INPUT RECORDS:
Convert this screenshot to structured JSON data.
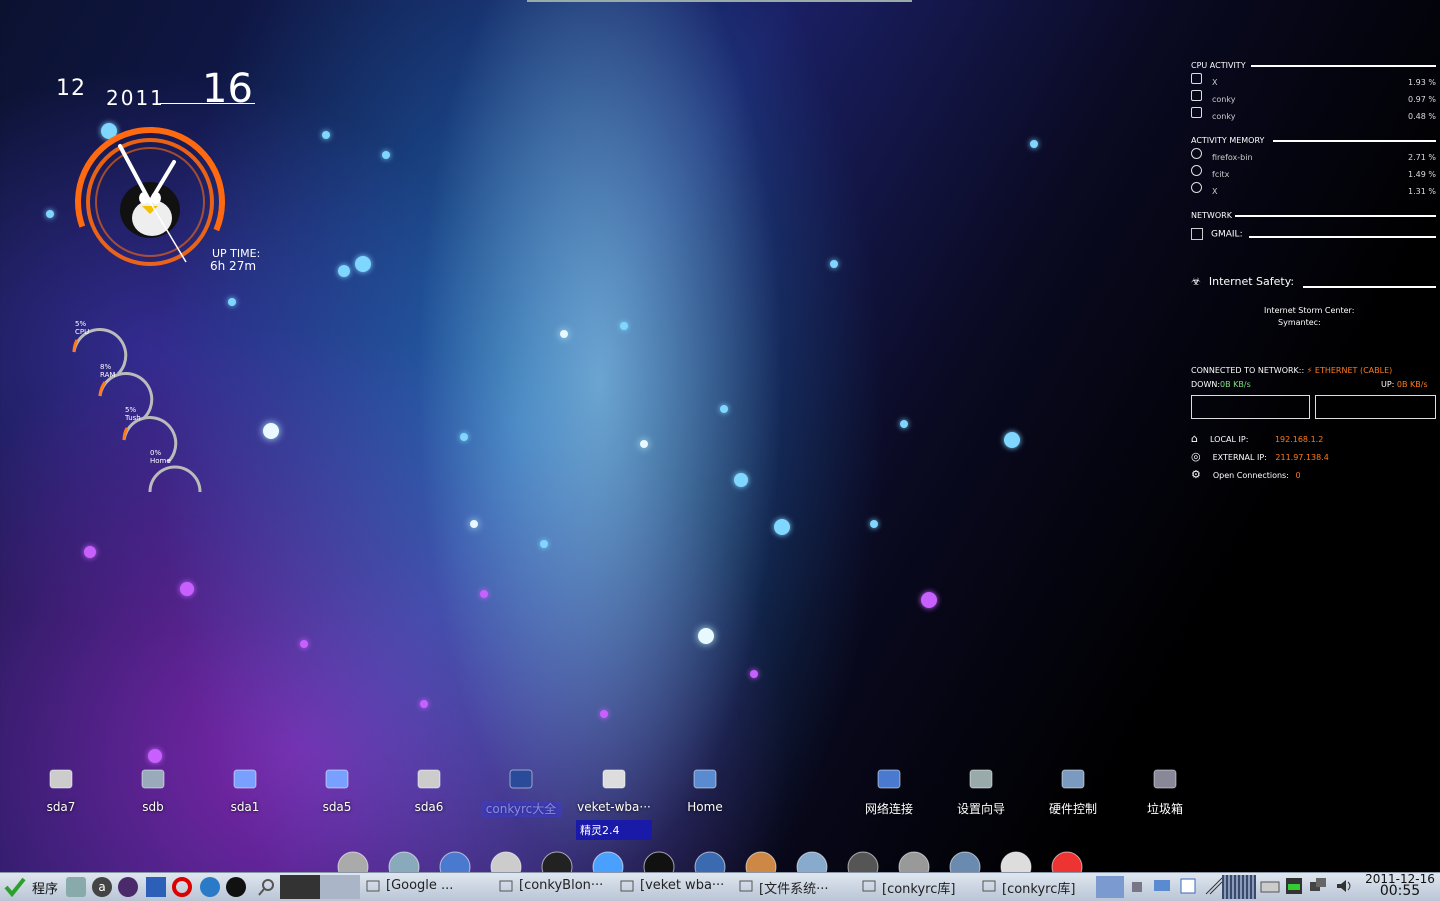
{
  "clock": {
    "month": "12",
    "year": "2011",
    "day": "16",
    "uptime_label": "UP TIME:",
    "uptime_value": "6h 27m"
  },
  "rings": [
    {
      "pct": "5%",
      "name": "CPU"
    },
    {
      "pct": "8%",
      "name": "RAM"
    },
    {
      "pct": "5%",
      "name": "Tush"
    },
    {
      "pct": "0%",
      "name": "Home"
    }
  ],
  "conky": {
    "cpu_title": "CPU ACTIVITY",
    "cpu": [
      {
        "name": "X",
        "value": "1.93 %"
      },
      {
        "name": "conky",
        "value": "0.97 %"
      },
      {
        "name": "conky",
        "value": "0.48 %"
      }
    ],
    "mem_title": "ACTIVITY MEMORY",
    "mem": [
      {
        "name": "firefox-bin",
        "value": "2.71 %"
      },
      {
        "name": "fcitx",
        "value": "1.49 %"
      },
      {
        "name": "X",
        "value": "1.31 %"
      }
    ],
    "network_title": "NETWORK",
    "gmail_label": "GMAIL:",
    "safety_label": "Internet Safety:",
    "storm_label": "Internet Storm Center:",
    "symantec_label": "Symantec:",
    "connected_label": "CONNECTED TO NETWORK::",
    "connection_type": "ETHERNET (CABLE)",
    "down_label": "DOWN:",
    "down_value": "0B KB/s",
    "up_label": "UP:",
    "up_value": "0B KB/s",
    "local_ip_label": "LOCAL IP:",
    "local_ip": "192.168.1.2",
    "external_ip_label": "EXTERNAL IP:",
    "external_ip": "211.97.138.4",
    "open_conn_label": "Open Connections:",
    "open_conn_value": "0"
  },
  "desktop_icons": [
    {
      "label": "sda7",
      "icon": "drive-icon"
    },
    {
      "label": "sdb",
      "icon": "usb-disk-icon"
    },
    {
      "label": "sda1",
      "icon": "drive-red-icon"
    },
    {
      "label": "sda5",
      "icon": "drive-green-icon"
    },
    {
      "label": "sda6",
      "icon": "drive-icon"
    },
    {
      "label": "conkyrc大全",
      "icon": "folder-window-icon"
    },
    {
      "label": "veket-wba···",
      "icon": "document-window-icon"
    },
    {
      "label": "Home",
      "icon": "home-icon"
    },
    {
      "label": "网络连接",
      "icon": "network-icon"
    },
    {
      "label": "设置向导",
      "icon": "setup-wizard-icon"
    },
    {
      "label": "硬件控制",
      "icon": "hardware-control-icon"
    },
    {
      "label": "垃圾箱",
      "icon": "trash-icon"
    }
  ],
  "tooltip": "精灵2.4",
  "taskbar": {
    "start_label": "程序",
    "tasks": [
      {
        "label": "[Google ...",
        "icon": "firefox-icon"
      },
      {
        "label": "[conkyBlon···",
        "icon": "folder-icon"
      },
      {
        "label": "[veket wba···",
        "icon": "gear-icon"
      },
      {
        "label": "[文件系统···",
        "icon": "drive-icon"
      },
      {
        "label": "[conkyrc库]",
        "icon": "window-icon"
      },
      {
        "label": "[conkyrc库]",
        "icon": "window-icon"
      }
    ],
    "date": "2011-12-16",
    "time": "00:55"
  },
  "colors": {
    "accent_orange": "#ff7a1a",
    "down_green": "#7fe07f",
    "taskbar_bg": "#cdd6e3"
  }
}
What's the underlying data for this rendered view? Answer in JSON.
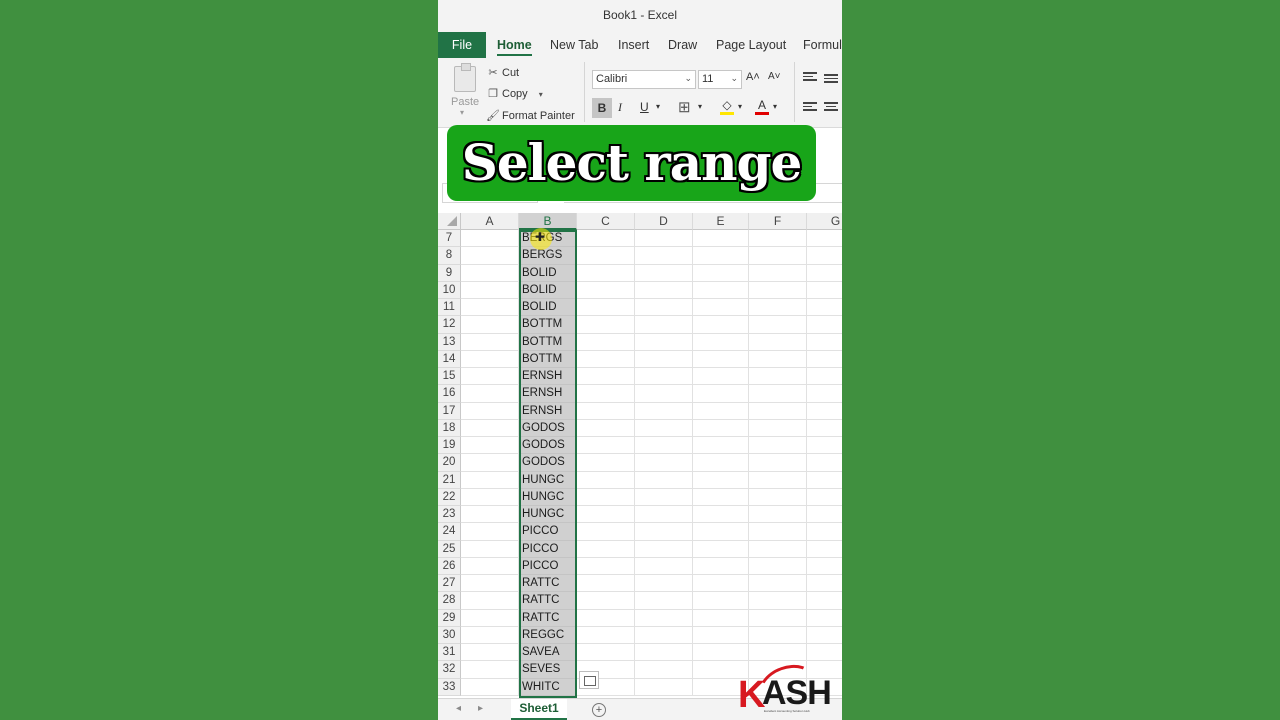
{
  "window": {
    "title": "Book1  -  Excel"
  },
  "tabs": [
    {
      "label": "File"
    },
    {
      "label": "Home"
    },
    {
      "label": "New Tab"
    },
    {
      "label": "Insert"
    },
    {
      "label": "Draw"
    },
    {
      "label": "Page Layout"
    },
    {
      "label": "Formul"
    }
  ],
  "ribbon": {
    "paste_label": "Paste",
    "cut_label": "Cut",
    "copy_label": "Copy",
    "format_painter_label": "Format Painter",
    "font_name": "Calibri",
    "font_size": "11",
    "bold": "B",
    "italic": "I",
    "underline": "U",
    "grow_font": "A˄",
    "shrink_font": "A˅"
  },
  "banner": {
    "text": "Select range"
  },
  "columns": [
    "A",
    "B",
    "C",
    "D",
    "E",
    "F",
    "G"
  ],
  "selected_column": "B",
  "rows": [
    {
      "num": "7",
      "b": "BERGS"
    },
    {
      "num": "8",
      "b": "BERGS"
    },
    {
      "num": "9",
      "b": "BOLID"
    },
    {
      "num": "10",
      "b": "BOLID"
    },
    {
      "num": "11",
      "b": "BOLID"
    },
    {
      "num": "12",
      "b": "BOTTM"
    },
    {
      "num": "13",
      "b": "BOTTM"
    },
    {
      "num": "14",
      "b": "BOTTM"
    },
    {
      "num": "15",
      "b": "ERNSH"
    },
    {
      "num": "16",
      "b": "ERNSH"
    },
    {
      "num": "17",
      "b": "ERNSH"
    },
    {
      "num": "18",
      "b": "GODOS"
    },
    {
      "num": "19",
      "b": "GODOS"
    },
    {
      "num": "20",
      "b": "GODOS"
    },
    {
      "num": "21",
      "b": "HUNGC"
    },
    {
      "num": "22",
      "b": "HUNGC"
    },
    {
      "num": "23",
      "b": "HUNGC"
    },
    {
      "num": "24",
      "b": "PICCO"
    },
    {
      "num": "25",
      "b": "PICCO"
    },
    {
      "num": "26",
      "b": "PICCO"
    },
    {
      "num": "27",
      "b": "RATTC"
    },
    {
      "num": "28",
      "b": "RATTC"
    },
    {
      "num": "29",
      "b": "RATTC"
    },
    {
      "num": "30",
      "b": "REGGC"
    },
    {
      "num": "31",
      "b": "SAVEA"
    },
    {
      "num": "32",
      "b": "SEVES"
    },
    {
      "num": "33",
      "b": "WHITC"
    }
  ],
  "sheet_tab": "Sheet1",
  "logo": {
    "k": "K",
    "rest": "ASH",
    "tagline": "Excellent Accounting Solution Hub"
  },
  "colors": {
    "excel_green": "#217346",
    "banner_green": "#18a519",
    "background_green": "#40903f",
    "logo_red": "#d71920"
  }
}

EXERCISE OBJECTIVE: Go through the listing above and write it all out exactly, leaving out any picture.

THE SOLUTION:
Convert this screenshot to structured JSON data.
{
  "clock": {
    "month": "12",
    "year": "2011",
    "day": "16",
    "uptime_label": "UP TIME:",
    "uptime_value": "6h 27m"
  },
  "rings": [
    {
      "pct": "5%",
      "name": "CPU"
    },
    {
      "pct": "8%",
      "name": "RAM"
    },
    {
      "pct": "5%",
      "name": "Tush"
    },
    {
      "pct": "0%",
      "name": "Home"
    }
  ],
  "conky": {
    "cpu_title": "CPU ACTIVITY",
    "cpu": [
      {
        "name": "X",
        "value": "1.93 %"
      },
      {
        "name": "conky",
        "value": "0.97 %"
      },
      {
        "name": "conky",
        "value": "0.48 %"
      }
    ],
    "mem_title": "ACTIVITY MEMORY",
    "mem": [
      {
        "name": "firefox-bin",
        "value": "2.71 %"
      },
      {
        "name": "fcitx",
        "value": "1.49 %"
      },
      {
        "name": "X",
        "value": "1.31 %"
      }
    ],
    "network_title": "NETWORK",
    "gmail_label": "GMAIL:",
    "safety_label": "Internet Safety:",
    "storm_label": "Internet Storm Center:",
    "symantec_label": "Symantec:",
    "connected_label": "CONNECTED TO NETWORK::",
    "connection_type": "ETHERNET (CABLE)",
    "down_label": "DOWN:",
    "down_value": "0B KB/s",
    "up_label": "UP:",
    "up_value": "0B KB/s",
    "local_ip_label": "LOCAL IP:",
    "local_ip": "192.168.1.2",
    "external_ip_label": "EXTERNAL IP:",
    "external_ip": "211.97.138.4",
    "open_conn_label": "Open Connections:",
    "open_conn_value": "0"
  },
  "desktop_icons": [
    {
      "label": "sda7",
      "icon": "drive-icon"
    },
    {
      "label": "sdb",
      "icon": "usb-disk-icon"
    },
    {
      "label": "sda1",
      "icon": "drive-red-icon"
    },
    {
      "label": "sda5",
      "icon": "drive-green-icon"
    },
    {
      "label": "sda6",
      "icon": "drive-icon"
    },
    {
      "label": "conkyrc大全",
      "icon": "folder-window-icon"
    },
    {
      "label": "veket-wba···",
      "icon": "document-window-icon"
    },
    {
      "label": "Home",
      "icon": "home-icon"
    },
    {
      "label": "网络连接",
      "icon": "network-icon"
    },
    {
      "label": "设置向导",
      "icon": "setup-wizard-icon"
    },
    {
      "label": "硬件控制",
      "icon": "hardware-control-icon"
    },
    {
      "label": "垃圾箱",
      "icon": "trash-icon"
    }
  ],
  "tooltip": "精灵2.4",
  "taskbar": {
    "start_label": "程序",
    "tasks": [
      {
        "label": "[Google ...",
        "icon": "firefox-icon"
      },
      {
        "label": "[conkyBlon···",
        "icon": "folder-icon"
      },
      {
        "label": "[veket wba···",
        "icon": "gear-icon"
      },
      {
        "label": "[文件系统···",
        "icon": "drive-icon"
      },
      {
        "label": "[conkyrc库]",
        "icon": "window-icon"
      },
      {
        "label": "[conkyrc库]",
        "icon": "window-icon"
      }
    ],
    "date": "2011-12-16",
    "time": "00:55"
  },
  "colors": {
    "accent_orange": "#ff7a1a",
    "down_green": "#7fe07f",
    "taskbar_bg": "#cdd6e3"
  }
}
What's the underlying data for this rendered view? Answer in JSON.
{
  "window": {
    "title": "Book1  -  Excel"
  },
  "tabs": [
    {
      "label": "File"
    },
    {
      "label": "Home"
    },
    {
      "label": "New Tab"
    },
    {
      "label": "Insert"
    },
    {
      "label": "Draw"
    },
    {
      "label": "Page Layout"
    },
    {
      "label": "Formul"
    }
  ],
  "ribbon": {
    "paste_label": "Paste",
    "cut_label": "Cut",
    "copy_label": "Copy",
    "format_painter_label": "Format Painter",
    "font_name": "Calibri",
    "font_size": "11",
    "bold": "B",
    "italic": "I",
    "underline": "U",
    "grow_font": "A˄",
    "shrink_font": "A˅"
  },
  "banner": {
    "text": "Select range"
  },
  "columns": [
    "A",
    "B",
    "C",
    "D",
    "E",
    "F",
    "G"
  ],
  "selected_column": "B",
  "rows": [
    {
      "num": "7",
      "b": "BERGS"
    },
    {
      "num": "8",
      "b": "BERGS"
    },
    {
      "num": "9",
      "b": "BOLID"
    },
    {
      "num": "10",
      "b": "BOLID"
    },
    {
      "num": "11",
      "b": "BOLID"
    },
    {
      "num": "12",
      "b": "BOTTM"
    },
    {
      "num": "13",
      "b": "BOTTM"
    },
    {
      "num": "14",
      "b": "BOTTM"
    },
    {
      "num": "15",
      "b": "ERNSH"
    },
    {
      "num": "16",
      "b": "ERNSH"
    },
    {
      "num": "17",
      "b": "ERNSH"
    },
    {
      "num": "18",
      "b": "GODOS"
    },
    {
      "num": "19",
      "b": "GODOS"
    },
    {
      "num": "20",
      "b": "GODOS"
    },
    {
      "num": "21",
      "b": "HUNGC"
    },
    {
      "num": "22",
      "b": "HUNGC"
    },
    {
      "num": "23",
      "b": "HUNGC"
    },
    {
      "num": "24",
      "b": "PICCO"
    },
    {
      "num": "25",
      "b": "PICCO"
    },
    {
      "num": "26",
      "b": "PICCO"
    },
    {
      "num": "27",
      "b": "RATTC"
    },
    {
      "num": "28",
      "b": "RATTC"
    },
    {
      "num": "29",
      "b": "RATTC"
    },
    {
      "num": "30",
      "b": "REGGC"
    },
    {
      "num": "31",
      "b": "SAVEA"
    },
    {
      "num": "32",
      "b": "SEVES"
    },
    {
      "num": "33",
      "b": "WHITC"
    }
  ],
  "sheet_tab": "Sheet1",
  "logo": {
    "k": "K",
    "rest": "ASH",
    "tagline": "Excellent Accounting Solution Hub"
  },
  "colors": {
    "excel_green": "#217346",
    "banner_green": "#18a519",
    "background_green": "#40903f",
    "logo_red": "#d71920"
  }
}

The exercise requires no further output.